Count every line in the data below where "Order" occurs, then state that number and nothing more.

(Dataset items)
--- START ---

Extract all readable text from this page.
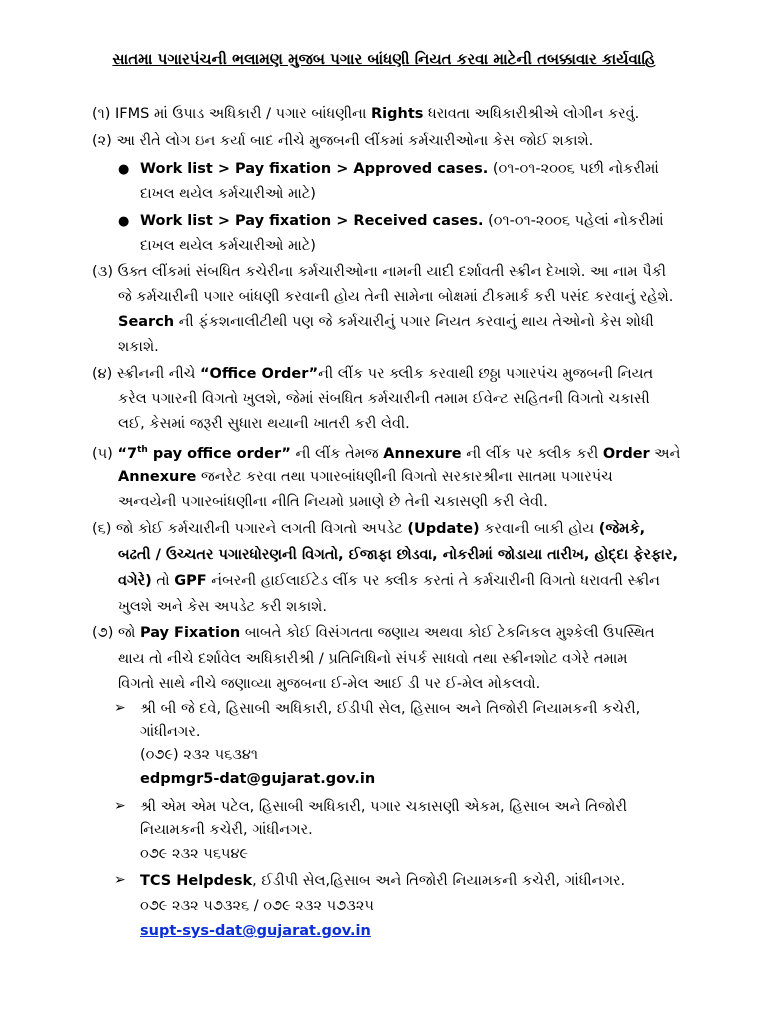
સાતમા પગારપંચની ભલામણ મુજબ પગાર બાંધણી નિયત કરવા માટેની તબક્કાવાર કાર્યવાહિ
(૧) IFMS માં ઉપાડ અધિકારી / પગાર બાંધણીના Rights ધરાવતા અધિકારીશ્રીએ લોગીન કરવું.
(૨) આ રીતે લોગ ઇન કર્યા બાદ નીચે મુજબની લીંકમાં કર્મચારીઓના કેસ જોઈ શકાશે.
● Work list > Pay fixation > Approved cases. (૦૧-૦૧-૨૦૦૬ પછી નોકરીમાં
દાખલ થયેલ કર્મચારીઓ માટે)
● Work list > Pay fixation > Received cases. (૦૧-૦૧-૨૦૦૬ પહેલાં નોકરીમાં
દાખલ થયેલ કર્મચારીઓ માટે)
(૩) ઉક્ત લીંકમાં સંબધિત કચેરીના કર્મચારીઓના નામની યાદી દર્શાવતી સ્ક્રીન દેખાશે. આ નામ પૈકી
જે કર્મચારીની પગાર બાંધણી કરવાની હોય તેની સામેના બોક્ષમાં ટીકમાર્ક કરી પસંદ કરવાનું રહેશે.
Search ની ફંકશનાલીટીથી પણ જે કર્મચારીનું પગાર નિયત કરવાનું થાય તેઓનો કેસ શોધી
શકાશે.
(૪) સ્ક્રીનની નીચે “Office Order”ની લીંક પર ક્લીક કરવાથી છઠ્ઠા પગારપંચ મુજબની નિયત
કરેલ પગારની વિગતો ખુલશે, જેમાં સંબધિત કર્મચારીની તમામ ઈવેન્ટ સહિતની વિગતો ચકાસી
લઈ, કેસમાં જરૂરી સુધારા થયાની ખાતરી કરી લેવી.
(૫) “7th pay office order” ની લીંક તેમજ Annexure ની લીંક પર ક્લીક કરી Order અને
Annexure જનરેટ કરવા તથા પગારબાંધણીની વિગતો સરકારશ્રીના સાતમા પગારપંચ
અન્વયેની પગારબાંધણીના નીતિ નિયમો પ્રમાણે છે તેની ચકાસણી કરી લેવી.
(૬) જો કોઈ કર્મચારીની પગારને લગતી વિગતો અપડેટ (Update) કરવાની બાકી હોય (જેમકે,
બઢતી / ઉચ્ચતર પગારધોરણની વિગતો, ઈજાફા છોડવા, નોકરીમાં જોડાયા તારીખ, હોદ્દા ફેરફાર,
વગેરે) તો GPF નંબરની હાઈલાઈટેડ લીંક પર ક્લીક કરતાં તે કર્મચારીની વિગતો ધરાવતી સ્ક્રીન
ખુલશે અને કેસ અપડેટ કરી શકાશે.
(૭) જો Pay Fixation બાબતે કોઈ વિસંગતતા જણાય અથવા કોઈ ટેકનિકલ મુશ્કેલી ઉપસ્થિત
થાય તો નીચે દર્શાવેલ અધિકારીશ્રી / પ્રતિનિધિનો સંપર્ક સાધવો તથા સ્ક્રીનશોટ વગેરે તમામ
વિગતો સાથે નીચે જણાવ્યા મુજબના ઈ-મેલ આઈ ડી પર ઈ-મેલ મોકલવો.
➢ શ્રી બી જે દવે, હિસાબી અધિકારી, ઈડીપી સેલ, હિસાબ અને તિજોરી નિયામકની કચેરી,
ગાંધીનગર.
(૦૭૯) ૨૩૨ ૫૬૩૪૧
edpmgr5-dat@gujarat.gov.in
➢ શ્રી એમ એમ પટેલ, હિસાબી અધિકારી, પગાર ચકાસણી એકમ, હિસાબ અને તિજોરી
નિયામકની કચેરી, ગાંધીનગર.
૦૭૯ ૨૩૨ ૫૬૫૪૯
➢ TCS Helpdesk, ઈડીપી સેલ,હિસાબ અને તિજોરી નિયામકની કચેરી, ગાંધીનગર.
૦૭૯ ૨૩૨ ૫૭૩૨૬ / ૦૭૯ ૨૩૨ ૫૭૩૨૫
supt-sys-dat@gujarat.gov.in
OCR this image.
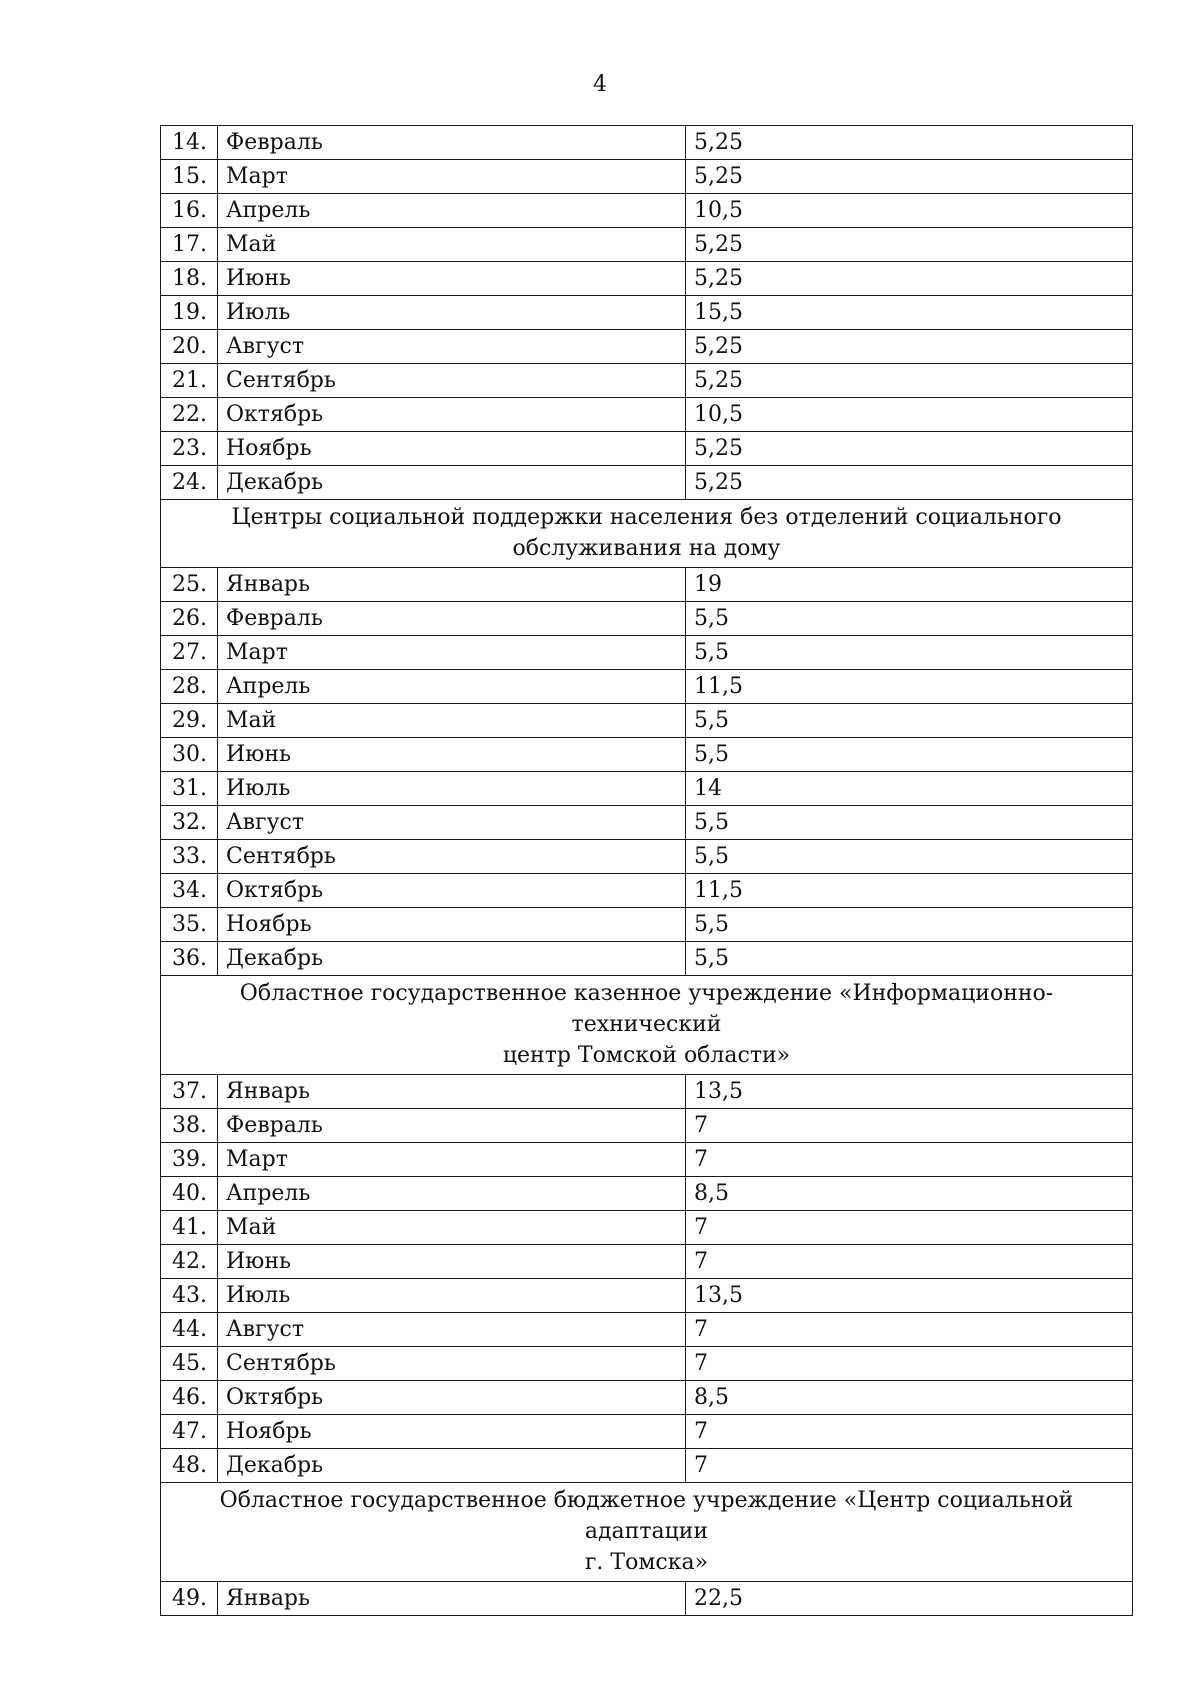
4
14.	Февраль	5,25
15.	Март	5,25
16.	Апрель	10,5
17.	Май	5,25
18.	Июнь	5,25
19.	Июль	15,5
20.	Август	5,25
21.	Сентябрь	5,25
22.	Октябрь	10,5
23.	Ноябрь	5,25
24.	Декабрь	5,25

Центры социальной поддержки населения без отделений социального
обслуживания на дому		

25.	Январь	19
26.	Февраль	5,5
27.	Март	5,5
28.	Апрель	11,5
29.	Май	5,5
30.	Июнь	5,5
31.	Июль	14
32.	Август	5,5
33.	Сентябрь	5,5
34.	Октябрь	11,5
35.	Ноябрь	5,5
36.	Декабрь	5,5

Областное государственное казенное учреждение «Информационно-технический
центр Томской области»		

37.	Январь	13,5
38.	Февраль	7
39.	Март	7
40.	Апрель	8,5
41.	Май	7
42.	Июнь	7
43.	Июль	13,5
44.	Август	7
45.	Сентябрь	7
46.	Октябрь	8,5
47.	Ноябрь	7
48.	Декабрь	7

Областное государственное бюджетное учреждение «Центр социальной адаптации
г. Томска»		

49.	Январь	22,5
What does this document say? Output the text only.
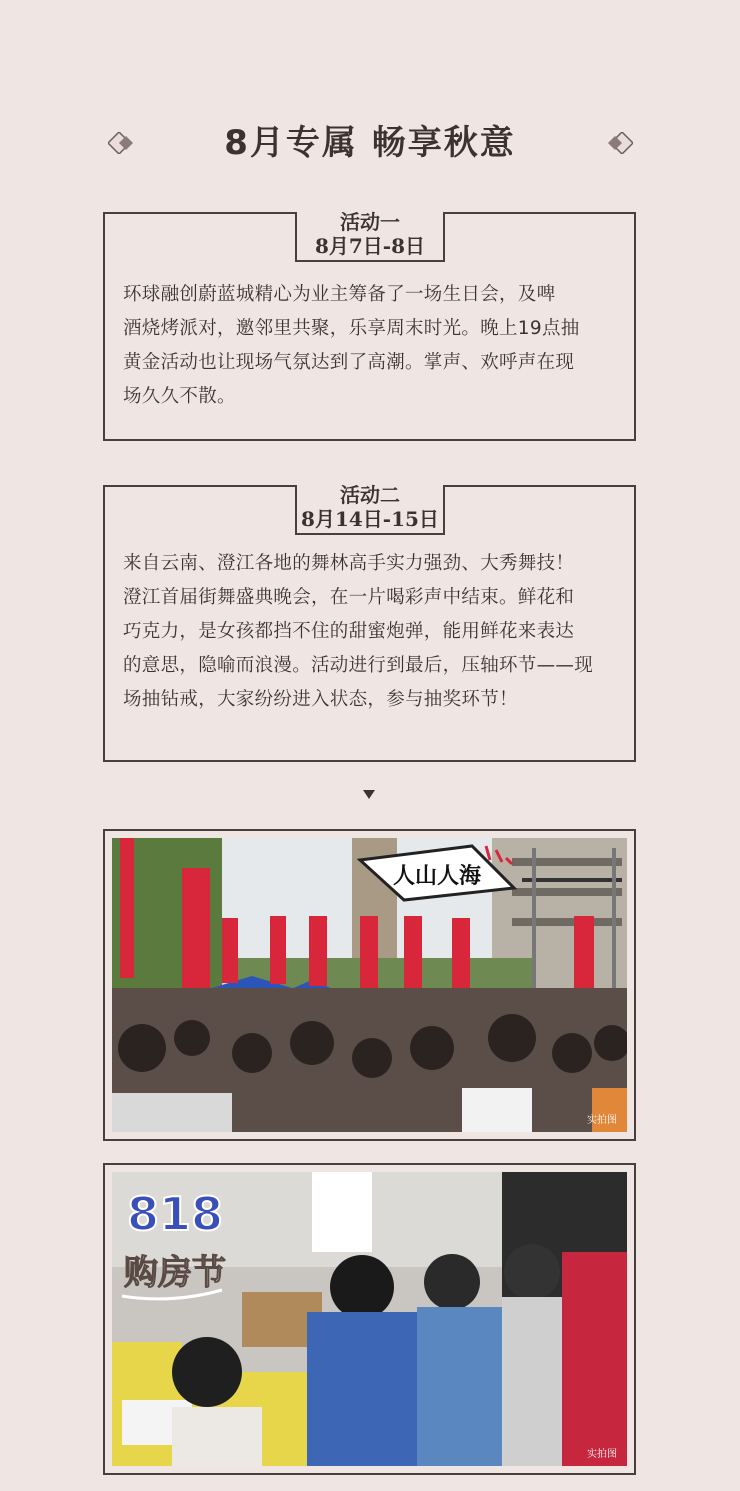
8月专属 畅享秋意
活动一
8月7日-8日
环球融创蔚蓝城精心为业主筹备了一场生日会，及啤
酒烧烤派对，邀邻里共聚，乐享周末时光。晚上19点抽
黄金活动也让现场气氛达到了高潮。掌声、欢呼声在现
场久久不散。
活动二
8月14日-15日
来自云南、澄江各地的舞林高手实力强劲、大秀舞技！
澄江首届街舞盛典晚会，在一片喝彩声中结束。鲜花和
巧克力，是女孩都挡不住的甜蜜炮弹，能用鲜花来表达
的意思，隐喻而浪漫。活动进行到最后，压轴环节——现
场抽钻戒，大家纷纷进入状态，参与抽奖环节！
人山人海
实拍图
818
购房节
实拍图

--- END ---

* _RESULT OF THIS EXERCISE_: 2